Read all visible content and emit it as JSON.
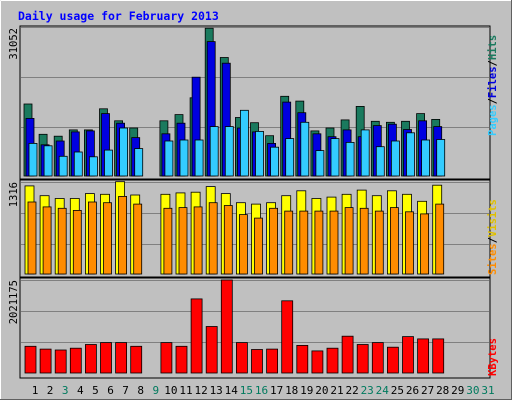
{
  "chart_data": [
    {
      "type": "bar",
      "title": "Daily usage for February 2013",
      "panel": "top",
      "max_label": "31052",
      "ylim": [
        0,
        31052
      ],
      "categories": [
        "1",
        "2",
        "3",
        "4",
        "5",
        "6",
        "7",
        "8",
        "9",
        "10",
        "11",
        "12",
        "13",
        "14",
        "15",
        "16",
        "17",
        "18",
        "19",
        "20",
        "21",
        "22",
        "23",
        "24",
        "25",
        "26",
        "27",
        "28",
        "29",
        "30",
        "31"
      ],
      "right_labels": [
        "Pages",
        "Files",
        "Hits"
      ],
      "series": [
        {
          "name": "Hits",
          "color": "#1a7a5e",
          "values": [
            15000,
            8700,
            8300,
            9600,
            9600,
            14000,
            11500,
            10000,
            null,
            11500,
            12800,
            16300,
            30800,
            24700,
            12200,
            11100,
            8400,
            16600,
            15600,
            9400,
            10000,
            11700,
            14500,
            11400,
            11200,
            11400,
            13000,
            11800,
            null,
            null,
            null
          ]
        },
        {
          "name": "Files",
          "color": "#0000e0",
          "values": [
            12000,
            6500,
            7300,
            9200,
            9400,
            13000,
            11000,
            8000,
            null,
            8800,
            11000,
            20600,
            28000,
            23500,
            10000,
            9200,
            6800,
            15400,
            13200,
            8800,
            8200,
            9600,
            8200,
            10500,
            10800,
            9700,
            11500,
            10300,
            null,
            null,
            null
          ]
        },
        {
          "name": "Pages",
          "color": "#33ccff",
          "values": [
            6800,
            6300,
            4100,
            5000,
            4000,
            5400,
            10000,
            5700,
            null,
            7300,
            7500,
            7500,
            10300,
            10300,
            13700,
            9300,
            6000,
            7800,
            11200,
            5300,
            7800,
            7000,
            9600,
            6100,
            7300,
            9000,
            7500,
            7600,
            null,
            null,
            null
          ]
        }
      ]
    },
    {
      "type": "bar",
      "panel": "middle",
      "max_label": "1316",
      "ylim": [
        0,
        1316
      ],
      "categories": [
        "1",
        "2",
        "3",
        "4",
        "5",
        "6",
        "7",
        "8",
        "9",
        "10",
        "11",
        "12",
        "13",
        "14",
        "15",
        "16",
        "17",
        "18",
        "19",
        "20",
        "21",
        "22",
        "23",
        "24",
        "25",
        "26",
        "27",
        "28",
        "29",
        "30",
        "31"
      ],
      "right_labels": [
        "Sites",
        "Visits"
      ],
      "series": [
        {
          "name": "Visits",
          "color": "#ffff00",
          "values": [
            1260,
            1120,
            1080,
            1080,
            1150,
            1140,
            1320,
            1130,
            null,
            1140,
            1160,
            1170,
            1250,
            1150,
            1020,
            1000,
            1020,
            1120,
            1190,
            1080,
            1100,
            1140,
            1200,
            1120,
            1190,
            1140,
            1040,
            1270,
            null,
            null,
            null
          ]
        },
        {
          "name": "Sites",
          "color": "#ff8c00",
          "values": [
            1030,
            960,
            940,
            910,
            1030,
            1020,
            1110,
            1000,
            null,
            940,
            950,
            960,
            1020,
            980,
            850,
            800,
            940,
            900,
            900,
            900,
            900,
            950,
            940,
            900,
            950,
            890,
            860,
            1000,
            null,
            null,
            null
          ]
        }
      ]
    },
    {
      "type": "bar",
      "panel": "bottom",
      "max_label": "2021175",
      "ylim": [
        0,
        2021175
      ],
      "categories": [
        "1",
        "2",
        "3",
        "4",
        "5",
        "6",
        "7",
        "8",
        "9",
        "10",
        "11",
        "12",
        "13",
        "14",
        "15",
        "16",
        "17",
        "18",
        "19",
        "20",
        "21",
        "22",
        "23",
        "24",
        "25",
        "26",
        "27",
        "28",
        "29",
        "30",
        "31"
      ],
      "right_labels": [
        "KBytes"
      ],
      "series": [
        {
          "name": "KBytes",
          "color": "#ff0000",
          "values": [
            580,
            520,
            500,
            540,
            620,
            660,
            660,
            580,
            null,
            660,
            580,
            1610,
            1010,
            2021,
            660,
            510,
            520,
            1570,
            600,
            480,
            540,
            800,
            620,
            660,
            560,
            790,
            740,
            740,
            null,
            null,
            null
          ]
        }
      ]
    }
  ],
  "day_colors": [
    "#000000",
    "#000000",
    "#007a5e",
    "#000000",
    "#000000",
    "#000000",
    "#000000",
    "#000000",
    "#007a5e",
    "#000000",
    "#000000",
    "#000000",
    "#000000",
    "#000000",
    "#007a5e",
    "#007a5e",
    "#000000",
    "#000000",
    "#000000",
    "#000000",
    "#000000",
    "#000000",
    "#007a5e",
    "#007a5e",
    "#000000",
    "#000000",
    "#000000",
    "#000000",
    "#000000",
    "#007a5e",
    "#007a5e"
  ],
  "label_colors": {
    "title": "#0000ff",
    "Pages": "#33ccff",
    "Files": "#0000e0",
    "Hits": "#1a7a5e",
    "Sites": "#ff8c00",
    "Visits": "#e0c000",
    "KBytes": "#ff0000",
    "separator": "#000000"
  }
}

● **WORK INSTRUCTIONS**:
Retype the entries word for word. Omit any images.

● **RESPONSE BELOW**:
Read all visible content and emit it as JSON.
{
  "chart_data": [
    {
      "type": "bar",
      "title": "Daily usage for February 2013",
      "panel": "top",
      "max_label": "31052",
      "ylim": [
        0,
        31052
      ],
      "categories": [
        "1",
        "2",
        "3",
        "4",
        "5",
        "6",
        "7",
        "8",
        "9",
        "10",
        "11",
        "12",
        "13",
        "14",
        "15",
        "16",
        "17",
        "18",
        "19",
        "20",
        "21",
        "22",
        "23",
        "24",
        "25",
        "26",
        "27",
        "28",
        "29",
        "30",
        "31"
      ],
      "right_labels": [
        "Pages",
        "Files",
        "Hits"
      ],
      "series": [
        {
          "name": "Hits",
          "color": "#1a7a5e",
          "values": [
            15000,
            8700,
            8300,
            9600,
            9600,
            14000,
            11500,
            10000,
            null,
            11500,
            12800,
            16300,
            30800,
            24700,
            12200,
            11100,
            8400,
            16600,
            15600,
            9400,
            10000,
            11700,
            14500,
            11400,
            11200,
            11400,
            13000,
            11800,
            null,
            null,
            null
          ]
        },
        {
          "name": "Files",
          "color": "#0000e0",
          "values": [
            12000,
            6500,
            7300,
            9200,
            9400,
            13000,
            11000,
            8000,
            null,
            8800,
            11000,
            20600,
            28000,
            23500,
            10000,
            9200,
            6800,
            15400,
            13200,
            8800,
            8200,
            9600,
            8200,
            10500,
            10800,
            9700,
            11500,
            10300,
            null,
            null,
            null
          ]
        },
        {
          "name": "Pages",
          "color": "#33ccff",
          "values": [
            6800,
            6300,
            4100,
            5000,
            4000,
            5400,
            10000,
            5700,
            null,
            7300,
            7500,
            7500,
            10300,
            10300,
            13700,
            9300,
            6000,
            7800,
            11200,
            5300,
            7800,
            7000,
            9600,
            6100,
            7300,
            9000,
            7500,
            7600,
            null,
            null,
            null
          ]
        }
      ]
    },
    {
      "type": "bar",
      "panel": "middle",
      "max_label": "1316",
      "ylim": [
        0,
        1316
      ],
      "categories": [
        "1",
        "2",
        "3",
        "4",
        "5",
        "6",
        "7",
        "8",
        "9",
        "10",
        "11",
        "12",
        "13",
        "14",
        "15",
        "16",
        "17",
        "18",
        "19",
        "20",
        "21",
        "22",
        "23",
        "24",
        "25",
        "26",
        "27",
        "28",
        "29",
        "30",
        "31"
      ],
      "right_labels": [
        "Sites",
        "Visits"
      ],
      "series": [
        {
          "name": "Visits",
          "color": "#ffff00",
          "values": [
            1260,
            1120,
            1080,
            1080,
            1150,
            1140,
            1320,
            1130,
            null,
            1140,
            1160,
            1170,
            1250,
            1150,
            1020,
            1000,
            1020,
            1120,
            1190,
            1080,
            1100,
            1140,
            1200,
            1120,
            1190,
            1140,
            1040,
            1270,
            null,
            null,
            null
          ]
        },
        {
          "name": "Sites",
          "color": "#ff8c00",
          "values": [
            1030,
            960,
            940,
            910,
            1030,
            1020,
            1110,
            1000,
            null,
            940,
            950,
            960,
            1020,
            980,
            850,
            800,
            940,
            900,
            900,
            900,
            900,
            950,
            940,
            900,
            950,
            890,
            860,
            1000,
            null,
            null,
            null
          ]
        }
      ]
    },
    {
      "type": "bar",
      "panel": "bottom",
      "max_label": "2021175",
      "ylim": [
        0,
        2021175
      ],
      "categories": [
        "1",
        "2",
        "3",
        "4",
        "5",
        "6",
        "7",
        "8",
        "9",
        "10",
        "11",
        "12",
        "13",
        "14",
        "15",
        "16",
        "17",
        "18",
        "19",
        "20",
        "21",
        "22",
        "23",
        "24",
        "25",
        "26",
        "27",
        "28",
        "29",
        "30",
        "31"
      ],
      "right_labels": [
        "KBytes"
      ],
      "series": [
        {
          "name": "KBytes",
          "color": "#ff0000",
          "values": [
            580,
            520,
            500,
            540,
            620,
            660,
            660,
            580,
            null,
            660,
            580,
            1610,
            1010,
            2021,
            660,
            510,
            520,
            1570,
            600,
            480,
            540,
            800,
            620,
            660,
            560,
            790,
            740,
            740,
            null,
            null,
            null
          ]
        }
      ]
    }
  ],
  "day_colors": [
    "#000000",
    "#000000",
    "#007a5e",
    "#000000",
    "#000000",
    "#000000",
    "#000000",
    "#000000",
    "#007a5e",
    "#000000",
    "#000000",
    "#000000",
    "#000000",
    "#000000",
    "#007a5e",
    "#007a5e",
    "#000000",
    "#000000",
    "#000000",
    "#000000",
    "#000000",
    "#000000",
    "#007a5e",
    "#007a5e",
    "#000000",
    "#000000",
    "#000000",
    "#000000",
    "#000000",
    "#007a5e",
    "#007a5e"
  ],
  "label_colors": {
    "title": "#0000ff",
    "Pages": "#33ccff",
    "Files": "#0000e0",
    "Hits": "#1a7a5e",
    "Sites": "#ff8c00",
    "Visits": "#e0c000",
    "KBytes": "#ff0000",
    "separator": "#000000"
  }
}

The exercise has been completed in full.